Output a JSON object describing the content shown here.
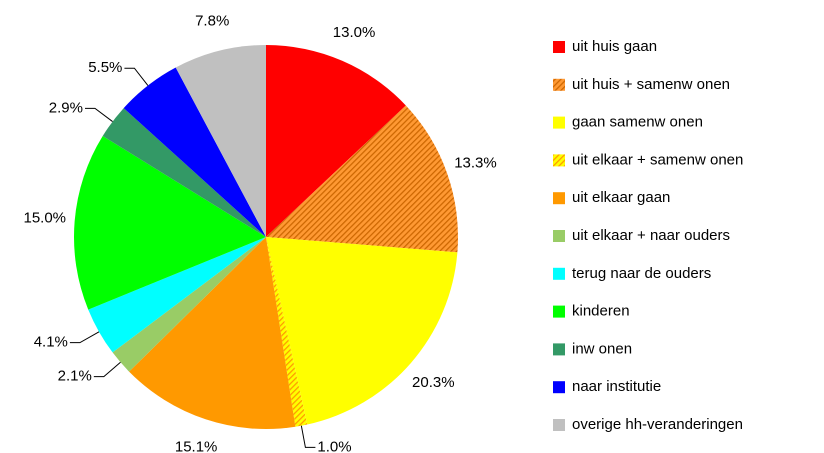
{
  "chart_data": {
    "type": "pie",
    "categories": [
      "uit huis gaan",
      "uit huis + samenw onen",
      "gaan samenw onen",
      "uit elkaar + samenw onen",
      "uit elkaar gaan",
      "uit elkaar + naar ouders",
      "terug naar de ouders",
      "kinderen",
      "inw onen",
      "naar institutie",
      "overige hh-veranderingen"
    ],
    "values": [
      13.0,
      13.3,
      20.3,
      1.0,
      15.1,
      2.1,
      4.1,
      15.0,
      2.9,
      5.5,
      7.8
    ],
    "value_labels": [
      "13.0%",
      "13.3%",
      "20.3%",
      "1.0%",
      "15.1%",
      "2.1%",
      "4.1%",
      "15.0%",
      "2.9%",
      "5.5%",
      "7.8%"
    ],
    "colors": [
      "#ff0000",
      "#ff9933",
      "#ffff00",
      "#ffff00",
      "#ff9900",
      "#99cc66",
      "#00ffff",
      "#00ff00",
      "#339966",
      "#0000ff",
      "#c0c0c0"
    ],
    "hatch": [
      null,
      "#cc6600",
      null,
      "#ff9900",
      null,
      null,
      null,
      null,
      null,
      null,
      null
    ],
    "legend": "right"
  }
}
============================================================
Go through the records above, find every line with the word "elkaar", and list those lines.

**Complete answer**
      "uit elkaar + samenw onen",
      "uit elkaar gaan",
      "uit elkaar + naar ouders",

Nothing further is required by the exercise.